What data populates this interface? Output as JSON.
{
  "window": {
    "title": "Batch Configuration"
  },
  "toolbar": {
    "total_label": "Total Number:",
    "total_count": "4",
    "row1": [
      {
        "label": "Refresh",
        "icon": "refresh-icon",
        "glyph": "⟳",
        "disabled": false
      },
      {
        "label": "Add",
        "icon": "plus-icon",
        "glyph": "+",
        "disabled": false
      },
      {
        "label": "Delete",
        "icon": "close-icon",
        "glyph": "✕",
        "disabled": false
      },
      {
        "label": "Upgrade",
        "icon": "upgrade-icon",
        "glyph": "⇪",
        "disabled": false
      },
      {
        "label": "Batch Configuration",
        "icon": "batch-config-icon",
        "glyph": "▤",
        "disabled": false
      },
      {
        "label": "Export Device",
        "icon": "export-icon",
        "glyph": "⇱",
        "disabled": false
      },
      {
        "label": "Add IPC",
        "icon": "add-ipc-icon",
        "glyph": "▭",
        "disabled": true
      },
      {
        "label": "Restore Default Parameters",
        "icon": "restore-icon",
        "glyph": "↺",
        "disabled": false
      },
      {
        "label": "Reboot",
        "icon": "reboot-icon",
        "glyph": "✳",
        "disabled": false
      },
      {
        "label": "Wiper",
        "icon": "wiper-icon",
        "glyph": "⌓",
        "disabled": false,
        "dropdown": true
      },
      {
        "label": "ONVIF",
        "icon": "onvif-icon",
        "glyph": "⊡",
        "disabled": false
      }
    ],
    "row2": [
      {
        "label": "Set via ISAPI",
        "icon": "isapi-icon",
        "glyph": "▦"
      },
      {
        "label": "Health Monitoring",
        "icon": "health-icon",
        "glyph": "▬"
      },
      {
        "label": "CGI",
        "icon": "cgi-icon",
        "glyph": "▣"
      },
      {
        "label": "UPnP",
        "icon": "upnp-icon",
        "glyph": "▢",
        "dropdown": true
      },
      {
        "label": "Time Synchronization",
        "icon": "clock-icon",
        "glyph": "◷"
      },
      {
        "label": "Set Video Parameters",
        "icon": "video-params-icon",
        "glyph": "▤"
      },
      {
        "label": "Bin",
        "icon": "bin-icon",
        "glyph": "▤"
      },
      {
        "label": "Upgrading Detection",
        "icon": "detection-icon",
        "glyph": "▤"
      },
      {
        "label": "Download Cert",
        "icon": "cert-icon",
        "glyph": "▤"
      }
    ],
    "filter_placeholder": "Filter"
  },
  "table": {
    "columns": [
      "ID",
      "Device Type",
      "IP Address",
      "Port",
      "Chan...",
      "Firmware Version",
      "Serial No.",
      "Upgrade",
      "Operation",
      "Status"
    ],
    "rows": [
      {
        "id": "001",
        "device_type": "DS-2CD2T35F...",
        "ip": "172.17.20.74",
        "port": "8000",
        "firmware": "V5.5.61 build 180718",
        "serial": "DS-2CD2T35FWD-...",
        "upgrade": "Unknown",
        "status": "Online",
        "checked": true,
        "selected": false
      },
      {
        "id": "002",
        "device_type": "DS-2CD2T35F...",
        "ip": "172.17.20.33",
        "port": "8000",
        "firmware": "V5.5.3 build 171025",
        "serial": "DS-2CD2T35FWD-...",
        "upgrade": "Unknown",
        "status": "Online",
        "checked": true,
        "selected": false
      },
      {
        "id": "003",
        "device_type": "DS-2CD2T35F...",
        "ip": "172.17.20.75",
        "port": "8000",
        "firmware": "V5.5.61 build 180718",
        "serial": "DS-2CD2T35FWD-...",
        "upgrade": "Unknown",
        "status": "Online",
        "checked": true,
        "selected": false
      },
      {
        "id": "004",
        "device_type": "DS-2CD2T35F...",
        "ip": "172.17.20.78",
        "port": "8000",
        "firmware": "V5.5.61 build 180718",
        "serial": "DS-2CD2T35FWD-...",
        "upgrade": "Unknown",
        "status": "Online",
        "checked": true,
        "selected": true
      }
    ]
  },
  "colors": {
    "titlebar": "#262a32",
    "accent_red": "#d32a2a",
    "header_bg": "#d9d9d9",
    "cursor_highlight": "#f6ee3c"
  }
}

Short exercise -> Reproduce all of the records exactly.

Solution to the problem ->
What data populates this interface? Output as JSON.
{
  "window": {
    "title": "Batch Configuration"
  },
  "toolbar": {
    "total_label": "Total Number:",
    "total_count": "4",
    "row1": [
      {
        "label": "Refresh",
        "icon": "refresh-icon",
        "glyph": "⟳",
        "disabled": false
      },
      {
        "label": "Add",
        "icon": "plus-icon",
        "glyph": "+",
        "disabled": false
      },
      {
        "label": "Delete",
        "icon": "close-icon",
        "glyph": "✕",
        "disabled": false
      },
      {
        "label": "Upgrade",
        "icon": "upgrade-icon",
        "glyph": "⇪",
        "disabled": false
      },
      {
        "label": "Batch Configuration",
        "icon": "batch-config-icon",
        "glyph": "▤",
        "disabled": false
      },
      {
        "label": "Export Device",
        "icon": "export-icon",
        "glyph": "⇱",
        "disabled": false
      },
      {
        "label": "Add IPC",
        "icon": "add-ipc-icon",
        "glyph": "▭",
        "disabled": true
      },
      {
        "label": "Restore Default Parameters",
        "icon": "restore-icon",
        "glyph": "↺",
        "disabled": false
      },
      {
        "label": "Reboot",
        "icon": "reboot-icon",
        "glyph": "✳",
        "disabled": false
      },
      {
        "label": "Wiper",
        "icon": "wiper-icon",
        "glyph": "⌓",
        "disabled": false,
        "dropdown": true
      },
      {
        "label": "ONVIF",
        "icon": "onvif-icon",
        "glyph": "⊡",
        "disabled": false
      }
    ],
    "row2": [
      {
        "label": "Set via ISAPI",
        "icon": "isapi-icon",
        "glyph": "▦"
      },
      {
        "label": "Health Monitoring",
        "icon": "health-icon",
        "glyph": "▬"
      },
      {
        "label": "CGI",
        "icon": "cgi-icon",
        "glyph": "▣"
      },
      {
        "label": "UPnP",
        "icon": "upnp-icon",
        "glyph": "▢",
        "dropdown": true
      },
      {
        "label": "Time Synchronization",
        "icon": "clock-icon",
        "glyph": "◷"
      },
      {
        "label": "Set Video Parameters",
        "icon": "video-params-icon",
        "glyph": "▤"
      },
      {
        "label": "Bin",
        "icon": "bin-icon",
        "glyph": "▤"
      },
      {
        "label": "Upgrading Detection",
        "icon": "detection-icon",
        "glyph": "▤"
      },
      {
        "label": "Download Cert",
        "icon": "cert-icon",
        "glyph": "▤"
      }
    ],
    "filter_placeholder": "Filter"
  },
  "table": {
    "columns": [
      "ID",
      "Device Type",
      "IP Address",
      "Port",
      "Chan...",
      "Firmware Version",
      "Serial No.",
      "Upgrade",
      "Operation",
      "Status"
    ],
    "rows": [
      {
        "id": "001",
        "device_type": "DS-2CD2T35F...",
        "ip": "172.17.20.74",
        "port": "8000",
        "firmware": "V5.5.61 build 180718",
        "serial": "DS-2CD2T35FWD-...",
        "upgrade": "Unknown",
        "status": "Online",
        "checked": true,
        "selected": false
      },
      {
        "id": "002",
        "device_type": "DS-2CD2T35F...",
        "ip": "172.17.20.33",
        "port": "8000",
        "firmware": "V5.5.3 build 171025",
        "serial": "DS-2CD2T35FWD-...",
        "upgrade": "Unknown",
        "status": "Online",
        "checked": true,
        "selected": false
      },
      {
        "id": "003",
        "device_type": "DS-2CD2T35F...",
        "ip": "172.17.20.75",
        "port": "8000",
        "firmware": "V5.5.61 build 180718",
        "serial": "DS-2CD2T35FWD-...",
        "upgrade": "Unknown",
        "status": "Online",
        "checked": true,
        "selected": false
      },
      {
        "id": "004",
        "device_type": "DS-2CD2T35F...",
        "ip": "172.17.20.78",
        "port": "8000",
        "firmware": "V5.5.61 build 180718",
        "serial": "DS-2CD2T35FWD-...",
        "upgrade": "Unknown",
        "status": "Online",
        "checked": true,
        "selected": true
      }
    ]
  },
  "colors": {
    "titlebar": "#262a32",
    "accent_red": "#d32a2a",
    "header_bg": "#d9d9d9",
    "cursor_highlight": "#f6ee3c"
  }
}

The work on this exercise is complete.